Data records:
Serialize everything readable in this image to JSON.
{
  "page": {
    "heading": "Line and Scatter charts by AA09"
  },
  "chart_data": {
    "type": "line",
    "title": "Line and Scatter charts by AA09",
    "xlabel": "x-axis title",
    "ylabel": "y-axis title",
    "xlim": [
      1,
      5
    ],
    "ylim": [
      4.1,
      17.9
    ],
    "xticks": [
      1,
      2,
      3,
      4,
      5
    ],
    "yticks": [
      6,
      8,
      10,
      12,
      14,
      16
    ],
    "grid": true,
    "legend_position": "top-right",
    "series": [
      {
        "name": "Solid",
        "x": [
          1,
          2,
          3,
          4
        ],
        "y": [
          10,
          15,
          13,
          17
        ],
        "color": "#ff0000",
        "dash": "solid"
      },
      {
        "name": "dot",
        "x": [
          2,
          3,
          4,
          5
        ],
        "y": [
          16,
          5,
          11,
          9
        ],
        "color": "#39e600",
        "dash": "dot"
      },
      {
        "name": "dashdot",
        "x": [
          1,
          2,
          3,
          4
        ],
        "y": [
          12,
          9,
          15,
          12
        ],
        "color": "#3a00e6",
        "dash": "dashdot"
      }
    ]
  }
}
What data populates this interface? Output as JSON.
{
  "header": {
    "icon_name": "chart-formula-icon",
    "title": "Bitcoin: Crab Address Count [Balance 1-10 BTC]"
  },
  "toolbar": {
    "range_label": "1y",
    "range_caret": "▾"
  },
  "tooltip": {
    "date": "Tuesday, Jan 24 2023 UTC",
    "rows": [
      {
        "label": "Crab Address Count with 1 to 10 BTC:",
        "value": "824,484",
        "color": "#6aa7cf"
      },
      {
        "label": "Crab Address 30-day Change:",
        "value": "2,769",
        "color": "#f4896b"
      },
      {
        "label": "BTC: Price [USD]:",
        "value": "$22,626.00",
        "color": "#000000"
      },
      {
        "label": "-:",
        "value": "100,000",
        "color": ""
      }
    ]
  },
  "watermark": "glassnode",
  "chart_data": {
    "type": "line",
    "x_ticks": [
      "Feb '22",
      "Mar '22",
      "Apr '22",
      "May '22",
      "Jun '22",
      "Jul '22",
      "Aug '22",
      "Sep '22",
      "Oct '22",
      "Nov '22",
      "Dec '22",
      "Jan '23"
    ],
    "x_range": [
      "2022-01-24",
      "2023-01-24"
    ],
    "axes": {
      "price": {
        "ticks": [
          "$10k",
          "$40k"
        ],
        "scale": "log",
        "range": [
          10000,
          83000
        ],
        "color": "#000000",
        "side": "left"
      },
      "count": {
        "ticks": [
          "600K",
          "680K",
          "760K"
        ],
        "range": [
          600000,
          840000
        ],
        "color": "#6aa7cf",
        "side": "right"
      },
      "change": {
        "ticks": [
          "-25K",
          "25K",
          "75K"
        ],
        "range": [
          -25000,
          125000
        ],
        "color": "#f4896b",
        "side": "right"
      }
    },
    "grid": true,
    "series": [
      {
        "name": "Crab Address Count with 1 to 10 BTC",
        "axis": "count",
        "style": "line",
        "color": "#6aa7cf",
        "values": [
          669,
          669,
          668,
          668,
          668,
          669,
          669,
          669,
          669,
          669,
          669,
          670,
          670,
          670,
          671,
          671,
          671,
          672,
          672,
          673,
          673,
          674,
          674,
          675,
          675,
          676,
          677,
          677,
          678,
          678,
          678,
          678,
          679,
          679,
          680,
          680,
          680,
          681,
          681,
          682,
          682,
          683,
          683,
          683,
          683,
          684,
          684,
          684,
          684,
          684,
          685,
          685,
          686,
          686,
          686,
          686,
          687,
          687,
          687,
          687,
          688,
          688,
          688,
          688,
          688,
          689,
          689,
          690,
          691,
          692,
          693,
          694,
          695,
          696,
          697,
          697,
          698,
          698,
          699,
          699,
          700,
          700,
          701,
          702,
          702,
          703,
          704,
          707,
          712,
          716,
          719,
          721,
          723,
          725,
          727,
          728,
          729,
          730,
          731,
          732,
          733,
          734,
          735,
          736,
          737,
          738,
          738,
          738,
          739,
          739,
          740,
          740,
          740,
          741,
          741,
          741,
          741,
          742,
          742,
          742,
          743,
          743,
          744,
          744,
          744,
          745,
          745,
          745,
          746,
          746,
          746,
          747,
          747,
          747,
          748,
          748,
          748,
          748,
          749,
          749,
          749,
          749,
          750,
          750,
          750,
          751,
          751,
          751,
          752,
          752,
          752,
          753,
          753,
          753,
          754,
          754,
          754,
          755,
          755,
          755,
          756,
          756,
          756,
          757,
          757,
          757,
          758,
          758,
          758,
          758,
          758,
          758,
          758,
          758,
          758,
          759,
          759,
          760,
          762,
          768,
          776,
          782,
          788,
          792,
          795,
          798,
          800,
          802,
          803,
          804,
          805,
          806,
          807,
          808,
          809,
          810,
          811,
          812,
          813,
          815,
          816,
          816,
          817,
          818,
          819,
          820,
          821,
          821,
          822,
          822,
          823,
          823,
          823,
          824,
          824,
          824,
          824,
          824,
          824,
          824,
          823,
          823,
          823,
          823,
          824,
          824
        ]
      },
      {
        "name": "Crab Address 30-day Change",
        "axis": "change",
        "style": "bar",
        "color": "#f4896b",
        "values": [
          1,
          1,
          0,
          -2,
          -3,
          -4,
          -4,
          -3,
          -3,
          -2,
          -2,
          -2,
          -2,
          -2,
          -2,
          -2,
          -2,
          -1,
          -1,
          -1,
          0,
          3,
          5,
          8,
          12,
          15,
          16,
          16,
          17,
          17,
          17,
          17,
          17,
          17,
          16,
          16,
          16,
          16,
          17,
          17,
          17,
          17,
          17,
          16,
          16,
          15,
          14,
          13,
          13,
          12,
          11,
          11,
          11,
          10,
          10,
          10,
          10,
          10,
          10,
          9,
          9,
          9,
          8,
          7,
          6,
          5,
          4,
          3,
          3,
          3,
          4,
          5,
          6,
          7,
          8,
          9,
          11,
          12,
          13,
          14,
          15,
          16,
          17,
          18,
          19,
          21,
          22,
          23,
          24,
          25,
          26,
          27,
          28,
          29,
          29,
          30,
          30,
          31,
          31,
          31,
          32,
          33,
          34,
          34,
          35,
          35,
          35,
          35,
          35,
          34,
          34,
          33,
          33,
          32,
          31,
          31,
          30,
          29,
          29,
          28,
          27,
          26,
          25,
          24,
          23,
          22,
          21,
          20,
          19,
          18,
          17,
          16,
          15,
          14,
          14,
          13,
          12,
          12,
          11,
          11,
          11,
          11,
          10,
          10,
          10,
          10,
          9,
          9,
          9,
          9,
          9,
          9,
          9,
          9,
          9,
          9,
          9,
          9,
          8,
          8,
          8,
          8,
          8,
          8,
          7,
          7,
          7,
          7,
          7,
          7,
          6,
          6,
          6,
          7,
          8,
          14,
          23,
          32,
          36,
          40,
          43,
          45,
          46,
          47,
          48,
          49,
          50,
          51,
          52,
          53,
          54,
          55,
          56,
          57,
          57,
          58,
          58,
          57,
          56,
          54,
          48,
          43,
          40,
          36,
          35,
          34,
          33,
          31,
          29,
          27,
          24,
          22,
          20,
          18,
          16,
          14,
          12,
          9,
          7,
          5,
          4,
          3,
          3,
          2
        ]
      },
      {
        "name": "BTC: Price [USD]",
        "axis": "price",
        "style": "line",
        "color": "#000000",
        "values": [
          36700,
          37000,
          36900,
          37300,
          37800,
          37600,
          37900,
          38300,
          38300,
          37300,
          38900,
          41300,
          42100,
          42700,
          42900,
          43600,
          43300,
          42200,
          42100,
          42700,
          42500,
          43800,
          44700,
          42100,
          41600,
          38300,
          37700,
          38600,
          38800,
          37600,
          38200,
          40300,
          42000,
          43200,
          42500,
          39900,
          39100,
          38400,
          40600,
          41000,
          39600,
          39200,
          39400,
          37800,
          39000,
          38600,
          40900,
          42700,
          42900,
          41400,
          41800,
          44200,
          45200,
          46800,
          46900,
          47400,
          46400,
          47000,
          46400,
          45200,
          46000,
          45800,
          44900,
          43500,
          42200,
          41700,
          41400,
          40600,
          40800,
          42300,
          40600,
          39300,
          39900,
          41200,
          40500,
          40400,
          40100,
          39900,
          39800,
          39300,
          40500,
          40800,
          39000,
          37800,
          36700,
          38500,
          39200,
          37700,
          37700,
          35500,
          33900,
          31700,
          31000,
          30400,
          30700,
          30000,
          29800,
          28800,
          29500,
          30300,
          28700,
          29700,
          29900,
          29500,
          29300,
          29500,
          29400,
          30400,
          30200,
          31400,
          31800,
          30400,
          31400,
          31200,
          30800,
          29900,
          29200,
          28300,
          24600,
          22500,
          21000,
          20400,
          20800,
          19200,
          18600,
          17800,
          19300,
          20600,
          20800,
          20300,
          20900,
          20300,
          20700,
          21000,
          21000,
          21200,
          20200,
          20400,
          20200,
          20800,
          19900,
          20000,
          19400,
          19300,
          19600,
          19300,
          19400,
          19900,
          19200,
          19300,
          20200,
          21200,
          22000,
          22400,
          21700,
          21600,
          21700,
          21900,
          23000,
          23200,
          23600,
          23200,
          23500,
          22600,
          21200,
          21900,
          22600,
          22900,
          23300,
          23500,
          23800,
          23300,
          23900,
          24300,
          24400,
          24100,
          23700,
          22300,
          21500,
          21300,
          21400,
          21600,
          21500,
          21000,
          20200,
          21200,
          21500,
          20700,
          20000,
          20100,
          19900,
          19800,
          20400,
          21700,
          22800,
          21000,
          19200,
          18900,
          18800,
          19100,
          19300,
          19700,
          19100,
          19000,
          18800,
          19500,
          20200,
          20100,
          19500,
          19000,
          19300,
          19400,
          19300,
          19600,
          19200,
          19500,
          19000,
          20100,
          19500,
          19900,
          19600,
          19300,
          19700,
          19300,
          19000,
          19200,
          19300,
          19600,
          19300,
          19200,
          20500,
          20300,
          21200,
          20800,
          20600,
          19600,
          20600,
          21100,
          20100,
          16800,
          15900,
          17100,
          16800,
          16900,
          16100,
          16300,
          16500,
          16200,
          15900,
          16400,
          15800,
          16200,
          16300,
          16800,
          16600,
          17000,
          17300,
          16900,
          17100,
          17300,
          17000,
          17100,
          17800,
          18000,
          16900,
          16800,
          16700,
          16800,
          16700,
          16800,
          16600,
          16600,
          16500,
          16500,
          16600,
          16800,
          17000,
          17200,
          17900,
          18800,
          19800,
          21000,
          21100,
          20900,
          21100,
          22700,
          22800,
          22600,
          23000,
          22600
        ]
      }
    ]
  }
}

• _Instruction_: Write out each line of the data that holds the string "Crab".

• _Final result_:
    "title": "Bitcoin: Crab Address Count [Balance 1-10 BTC]"
        "label": "Crab Address Count with 1 to 10 BTC:",
        "label": "Crab Address 30-day Change:",
        "name": "Crab Address Count with 1 to 10 BTC",
        "name": "Crab Address 30-day Change",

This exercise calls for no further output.